Return the lines of the material below word for word, from its first line through the line containing "category-header[interactable]: クリエイター交流 xyxy=(92,888,432,907)", with both of those lines included.

— begin Dataset records —

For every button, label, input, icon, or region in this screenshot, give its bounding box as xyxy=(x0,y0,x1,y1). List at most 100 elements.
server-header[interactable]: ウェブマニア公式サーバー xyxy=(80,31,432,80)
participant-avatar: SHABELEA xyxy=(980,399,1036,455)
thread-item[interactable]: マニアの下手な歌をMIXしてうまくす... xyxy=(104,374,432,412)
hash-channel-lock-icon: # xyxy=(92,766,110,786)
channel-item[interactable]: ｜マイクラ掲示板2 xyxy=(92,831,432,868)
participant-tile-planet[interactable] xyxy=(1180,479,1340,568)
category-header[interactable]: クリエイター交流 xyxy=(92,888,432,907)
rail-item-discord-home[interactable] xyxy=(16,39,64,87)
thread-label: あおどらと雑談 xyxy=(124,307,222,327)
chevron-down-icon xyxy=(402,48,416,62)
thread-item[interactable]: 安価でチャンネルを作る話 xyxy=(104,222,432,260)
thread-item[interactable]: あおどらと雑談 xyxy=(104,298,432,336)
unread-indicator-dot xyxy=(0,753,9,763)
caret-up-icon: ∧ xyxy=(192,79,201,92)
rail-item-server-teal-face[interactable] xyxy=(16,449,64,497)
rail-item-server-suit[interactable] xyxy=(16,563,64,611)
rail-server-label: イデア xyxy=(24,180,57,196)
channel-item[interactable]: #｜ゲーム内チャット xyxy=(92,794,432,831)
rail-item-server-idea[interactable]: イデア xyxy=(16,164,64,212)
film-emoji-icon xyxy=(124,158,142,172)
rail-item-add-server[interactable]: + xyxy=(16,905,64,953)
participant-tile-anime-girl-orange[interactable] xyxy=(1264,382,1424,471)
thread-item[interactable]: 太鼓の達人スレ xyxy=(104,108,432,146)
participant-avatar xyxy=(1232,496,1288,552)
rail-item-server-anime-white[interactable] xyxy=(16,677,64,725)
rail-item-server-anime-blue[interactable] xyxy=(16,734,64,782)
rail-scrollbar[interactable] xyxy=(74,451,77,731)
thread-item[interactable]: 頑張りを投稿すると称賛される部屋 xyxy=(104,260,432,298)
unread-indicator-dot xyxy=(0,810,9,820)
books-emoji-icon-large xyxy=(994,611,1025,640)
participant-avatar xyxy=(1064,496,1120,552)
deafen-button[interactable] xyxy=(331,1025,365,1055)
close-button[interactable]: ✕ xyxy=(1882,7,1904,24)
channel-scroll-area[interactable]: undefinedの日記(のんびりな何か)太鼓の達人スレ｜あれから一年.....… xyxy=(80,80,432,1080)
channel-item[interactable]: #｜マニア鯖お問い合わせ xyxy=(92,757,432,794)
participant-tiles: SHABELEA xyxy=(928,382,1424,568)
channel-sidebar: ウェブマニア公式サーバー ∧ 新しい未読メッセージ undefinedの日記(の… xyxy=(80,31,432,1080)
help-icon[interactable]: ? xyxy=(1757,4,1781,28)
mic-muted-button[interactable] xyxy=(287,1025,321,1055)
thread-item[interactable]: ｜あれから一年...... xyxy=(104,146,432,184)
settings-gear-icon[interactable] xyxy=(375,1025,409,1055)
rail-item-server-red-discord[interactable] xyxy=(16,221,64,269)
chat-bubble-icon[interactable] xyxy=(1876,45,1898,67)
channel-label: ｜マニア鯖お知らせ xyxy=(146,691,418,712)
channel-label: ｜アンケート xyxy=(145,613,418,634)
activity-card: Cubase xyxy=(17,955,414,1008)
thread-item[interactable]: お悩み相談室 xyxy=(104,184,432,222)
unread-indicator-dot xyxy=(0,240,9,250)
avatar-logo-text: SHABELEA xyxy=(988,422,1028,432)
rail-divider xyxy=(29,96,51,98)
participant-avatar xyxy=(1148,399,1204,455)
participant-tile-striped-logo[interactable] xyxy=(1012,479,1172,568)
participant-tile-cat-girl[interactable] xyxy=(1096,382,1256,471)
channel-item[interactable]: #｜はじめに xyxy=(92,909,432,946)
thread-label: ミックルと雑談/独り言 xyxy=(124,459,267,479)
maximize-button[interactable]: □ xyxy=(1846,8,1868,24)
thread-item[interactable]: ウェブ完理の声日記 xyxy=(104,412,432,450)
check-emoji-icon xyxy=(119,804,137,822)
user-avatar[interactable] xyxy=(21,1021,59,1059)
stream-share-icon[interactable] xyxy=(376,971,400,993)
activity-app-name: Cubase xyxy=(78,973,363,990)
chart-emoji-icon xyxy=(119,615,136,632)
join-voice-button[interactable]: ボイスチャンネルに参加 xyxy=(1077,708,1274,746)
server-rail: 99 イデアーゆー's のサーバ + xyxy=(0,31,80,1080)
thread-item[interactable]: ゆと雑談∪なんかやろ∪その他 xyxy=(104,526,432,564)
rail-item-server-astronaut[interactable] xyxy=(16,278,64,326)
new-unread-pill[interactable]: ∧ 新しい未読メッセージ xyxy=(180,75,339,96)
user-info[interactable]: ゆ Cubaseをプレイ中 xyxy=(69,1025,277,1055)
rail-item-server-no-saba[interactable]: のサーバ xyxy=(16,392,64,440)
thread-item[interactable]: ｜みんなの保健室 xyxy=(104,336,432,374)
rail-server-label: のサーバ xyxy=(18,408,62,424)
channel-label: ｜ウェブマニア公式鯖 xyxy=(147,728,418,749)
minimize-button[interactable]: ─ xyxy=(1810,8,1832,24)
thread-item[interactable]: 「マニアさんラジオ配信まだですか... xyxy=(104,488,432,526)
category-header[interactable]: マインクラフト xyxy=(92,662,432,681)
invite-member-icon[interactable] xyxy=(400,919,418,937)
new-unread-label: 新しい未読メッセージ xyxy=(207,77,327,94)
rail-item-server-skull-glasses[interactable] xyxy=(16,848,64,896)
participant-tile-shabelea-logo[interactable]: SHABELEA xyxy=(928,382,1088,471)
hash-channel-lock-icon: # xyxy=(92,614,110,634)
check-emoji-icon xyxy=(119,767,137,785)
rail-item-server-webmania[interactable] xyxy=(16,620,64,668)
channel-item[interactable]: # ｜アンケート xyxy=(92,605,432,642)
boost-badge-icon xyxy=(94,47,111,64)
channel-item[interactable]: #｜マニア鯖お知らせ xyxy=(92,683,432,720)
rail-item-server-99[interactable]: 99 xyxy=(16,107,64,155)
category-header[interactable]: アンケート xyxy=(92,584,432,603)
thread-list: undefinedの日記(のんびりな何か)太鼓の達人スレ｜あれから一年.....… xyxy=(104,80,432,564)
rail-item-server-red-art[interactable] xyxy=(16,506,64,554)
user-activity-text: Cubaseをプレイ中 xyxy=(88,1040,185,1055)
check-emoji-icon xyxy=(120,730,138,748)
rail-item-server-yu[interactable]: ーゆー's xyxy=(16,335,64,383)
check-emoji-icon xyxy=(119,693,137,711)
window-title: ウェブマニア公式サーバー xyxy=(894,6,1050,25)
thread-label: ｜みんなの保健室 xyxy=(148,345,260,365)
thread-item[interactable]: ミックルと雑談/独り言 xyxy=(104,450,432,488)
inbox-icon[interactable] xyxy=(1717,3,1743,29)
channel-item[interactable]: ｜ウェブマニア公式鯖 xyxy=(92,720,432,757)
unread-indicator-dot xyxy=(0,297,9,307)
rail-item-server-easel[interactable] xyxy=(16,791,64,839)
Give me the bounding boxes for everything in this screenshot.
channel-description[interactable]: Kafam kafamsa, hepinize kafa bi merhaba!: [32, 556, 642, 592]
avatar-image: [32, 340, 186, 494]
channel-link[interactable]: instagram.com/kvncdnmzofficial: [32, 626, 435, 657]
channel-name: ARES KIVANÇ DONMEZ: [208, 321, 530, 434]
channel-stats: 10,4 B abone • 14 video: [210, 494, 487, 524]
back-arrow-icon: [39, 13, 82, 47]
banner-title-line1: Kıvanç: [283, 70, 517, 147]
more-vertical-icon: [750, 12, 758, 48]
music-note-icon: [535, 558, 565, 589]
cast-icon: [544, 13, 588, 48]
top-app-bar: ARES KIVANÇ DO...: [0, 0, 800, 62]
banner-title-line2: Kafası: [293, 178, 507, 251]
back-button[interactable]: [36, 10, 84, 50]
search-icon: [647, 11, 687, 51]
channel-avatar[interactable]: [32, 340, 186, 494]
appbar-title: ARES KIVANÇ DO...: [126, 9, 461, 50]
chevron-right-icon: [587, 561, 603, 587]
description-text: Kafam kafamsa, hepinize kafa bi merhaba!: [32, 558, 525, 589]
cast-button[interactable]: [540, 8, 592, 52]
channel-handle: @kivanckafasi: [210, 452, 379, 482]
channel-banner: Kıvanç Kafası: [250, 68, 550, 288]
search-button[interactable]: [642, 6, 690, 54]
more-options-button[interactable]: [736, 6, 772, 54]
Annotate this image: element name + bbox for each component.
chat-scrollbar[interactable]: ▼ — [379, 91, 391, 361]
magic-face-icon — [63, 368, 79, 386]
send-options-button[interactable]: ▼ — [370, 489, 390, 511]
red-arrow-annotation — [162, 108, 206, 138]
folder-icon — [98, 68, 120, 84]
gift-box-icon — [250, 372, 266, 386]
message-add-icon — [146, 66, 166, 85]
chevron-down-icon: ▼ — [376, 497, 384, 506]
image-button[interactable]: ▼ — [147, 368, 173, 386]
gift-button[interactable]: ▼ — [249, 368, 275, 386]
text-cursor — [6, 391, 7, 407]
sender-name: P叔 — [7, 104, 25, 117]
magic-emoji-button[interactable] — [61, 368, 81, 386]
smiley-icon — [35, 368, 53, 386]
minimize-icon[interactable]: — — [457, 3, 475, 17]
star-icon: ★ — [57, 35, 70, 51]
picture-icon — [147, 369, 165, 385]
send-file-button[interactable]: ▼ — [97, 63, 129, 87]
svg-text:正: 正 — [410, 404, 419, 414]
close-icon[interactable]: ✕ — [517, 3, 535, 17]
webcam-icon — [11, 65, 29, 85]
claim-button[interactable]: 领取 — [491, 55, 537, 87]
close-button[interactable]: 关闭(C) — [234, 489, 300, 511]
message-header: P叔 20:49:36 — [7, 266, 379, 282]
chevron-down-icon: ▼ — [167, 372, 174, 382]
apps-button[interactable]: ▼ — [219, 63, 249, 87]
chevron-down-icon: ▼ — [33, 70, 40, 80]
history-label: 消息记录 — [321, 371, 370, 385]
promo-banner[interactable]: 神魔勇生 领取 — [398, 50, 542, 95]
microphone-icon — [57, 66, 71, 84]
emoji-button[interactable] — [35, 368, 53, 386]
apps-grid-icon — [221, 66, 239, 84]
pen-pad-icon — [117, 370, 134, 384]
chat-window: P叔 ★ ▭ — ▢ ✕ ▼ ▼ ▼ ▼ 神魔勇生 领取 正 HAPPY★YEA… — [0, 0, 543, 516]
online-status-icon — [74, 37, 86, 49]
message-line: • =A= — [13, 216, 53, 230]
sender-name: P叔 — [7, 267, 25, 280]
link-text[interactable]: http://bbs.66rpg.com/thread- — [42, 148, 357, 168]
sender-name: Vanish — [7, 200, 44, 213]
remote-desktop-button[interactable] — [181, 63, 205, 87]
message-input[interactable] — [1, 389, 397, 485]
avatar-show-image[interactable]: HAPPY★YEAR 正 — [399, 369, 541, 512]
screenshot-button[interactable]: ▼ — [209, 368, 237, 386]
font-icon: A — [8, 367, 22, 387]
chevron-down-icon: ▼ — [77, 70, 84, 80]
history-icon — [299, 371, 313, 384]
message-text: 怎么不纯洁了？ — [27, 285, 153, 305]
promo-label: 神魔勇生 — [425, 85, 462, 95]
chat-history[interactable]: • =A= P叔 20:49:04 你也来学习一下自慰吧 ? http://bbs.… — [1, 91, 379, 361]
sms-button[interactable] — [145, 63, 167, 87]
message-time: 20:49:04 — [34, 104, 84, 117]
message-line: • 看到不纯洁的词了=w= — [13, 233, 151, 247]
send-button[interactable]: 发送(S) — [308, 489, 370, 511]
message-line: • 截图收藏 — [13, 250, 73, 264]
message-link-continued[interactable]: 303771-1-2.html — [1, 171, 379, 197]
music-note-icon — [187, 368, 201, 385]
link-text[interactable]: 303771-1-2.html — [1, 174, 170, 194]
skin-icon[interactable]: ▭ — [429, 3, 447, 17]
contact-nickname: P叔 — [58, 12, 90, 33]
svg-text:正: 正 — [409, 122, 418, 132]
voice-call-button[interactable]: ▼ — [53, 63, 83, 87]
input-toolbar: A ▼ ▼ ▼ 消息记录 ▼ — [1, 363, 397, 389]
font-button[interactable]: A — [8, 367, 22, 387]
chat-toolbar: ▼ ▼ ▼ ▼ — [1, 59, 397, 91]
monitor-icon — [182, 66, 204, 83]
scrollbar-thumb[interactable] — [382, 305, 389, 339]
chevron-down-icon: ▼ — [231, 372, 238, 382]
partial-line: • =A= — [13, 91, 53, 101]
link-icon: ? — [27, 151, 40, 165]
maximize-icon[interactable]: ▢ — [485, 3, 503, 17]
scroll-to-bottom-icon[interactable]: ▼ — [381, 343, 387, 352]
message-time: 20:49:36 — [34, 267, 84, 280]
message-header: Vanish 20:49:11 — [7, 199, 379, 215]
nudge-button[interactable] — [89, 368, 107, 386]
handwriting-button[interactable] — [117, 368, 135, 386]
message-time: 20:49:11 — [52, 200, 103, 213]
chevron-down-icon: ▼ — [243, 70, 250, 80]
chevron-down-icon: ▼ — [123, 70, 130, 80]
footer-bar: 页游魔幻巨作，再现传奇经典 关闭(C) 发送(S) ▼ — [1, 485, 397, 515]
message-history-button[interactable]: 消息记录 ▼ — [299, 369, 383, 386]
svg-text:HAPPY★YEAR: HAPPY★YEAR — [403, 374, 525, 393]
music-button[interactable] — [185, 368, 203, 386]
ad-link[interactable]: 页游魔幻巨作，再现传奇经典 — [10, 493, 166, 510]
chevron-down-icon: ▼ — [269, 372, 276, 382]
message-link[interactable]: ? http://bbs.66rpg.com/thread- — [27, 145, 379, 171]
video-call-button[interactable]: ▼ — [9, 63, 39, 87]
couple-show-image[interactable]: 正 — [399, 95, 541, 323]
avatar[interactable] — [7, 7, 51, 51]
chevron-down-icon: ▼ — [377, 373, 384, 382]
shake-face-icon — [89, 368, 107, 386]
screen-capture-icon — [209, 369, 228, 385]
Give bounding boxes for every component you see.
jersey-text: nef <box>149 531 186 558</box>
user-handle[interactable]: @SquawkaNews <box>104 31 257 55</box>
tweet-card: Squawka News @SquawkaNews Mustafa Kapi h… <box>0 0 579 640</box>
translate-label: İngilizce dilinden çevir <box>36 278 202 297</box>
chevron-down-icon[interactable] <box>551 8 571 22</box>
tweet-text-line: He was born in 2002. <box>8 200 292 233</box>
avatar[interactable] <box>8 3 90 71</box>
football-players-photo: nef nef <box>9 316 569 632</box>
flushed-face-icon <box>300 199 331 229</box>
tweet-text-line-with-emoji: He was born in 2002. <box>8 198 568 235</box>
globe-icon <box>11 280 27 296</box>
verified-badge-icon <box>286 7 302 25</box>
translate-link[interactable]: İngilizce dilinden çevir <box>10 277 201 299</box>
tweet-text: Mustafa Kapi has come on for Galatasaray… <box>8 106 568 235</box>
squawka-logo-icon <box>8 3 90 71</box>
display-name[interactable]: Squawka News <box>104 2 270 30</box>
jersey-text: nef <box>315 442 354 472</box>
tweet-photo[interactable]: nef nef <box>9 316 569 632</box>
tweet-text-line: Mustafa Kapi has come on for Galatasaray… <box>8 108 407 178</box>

— end Dataset records —

Result of this exercise:
For every button, label, input, icon, or region in this screenshot, give its bounding box as xyxy=(x0,y0,x1,y1). List at most 100 elements.
server-header[interactable]: ウェブマニア公式サーバー xyxy=(80,31,432,80)
participant-avatar: SHABELEA xyxy=(980,399,1036,455)
thread-item[interactable]: マニアの下手な歌をMIXしてうまくす... xyxy=(104,374,432,412)
hash-channel-lock-icon: # xyxy=(92,766,110,786)
channel-item[interactable]: ｜マイクラ掲示板2 xyxy=(92,831,432,868)
participant-tile-planet[interactable] xyxy=(1180,479,1340,568)
category-header[interactable]: クリエイター交流 xyxy=(92,888,432,907)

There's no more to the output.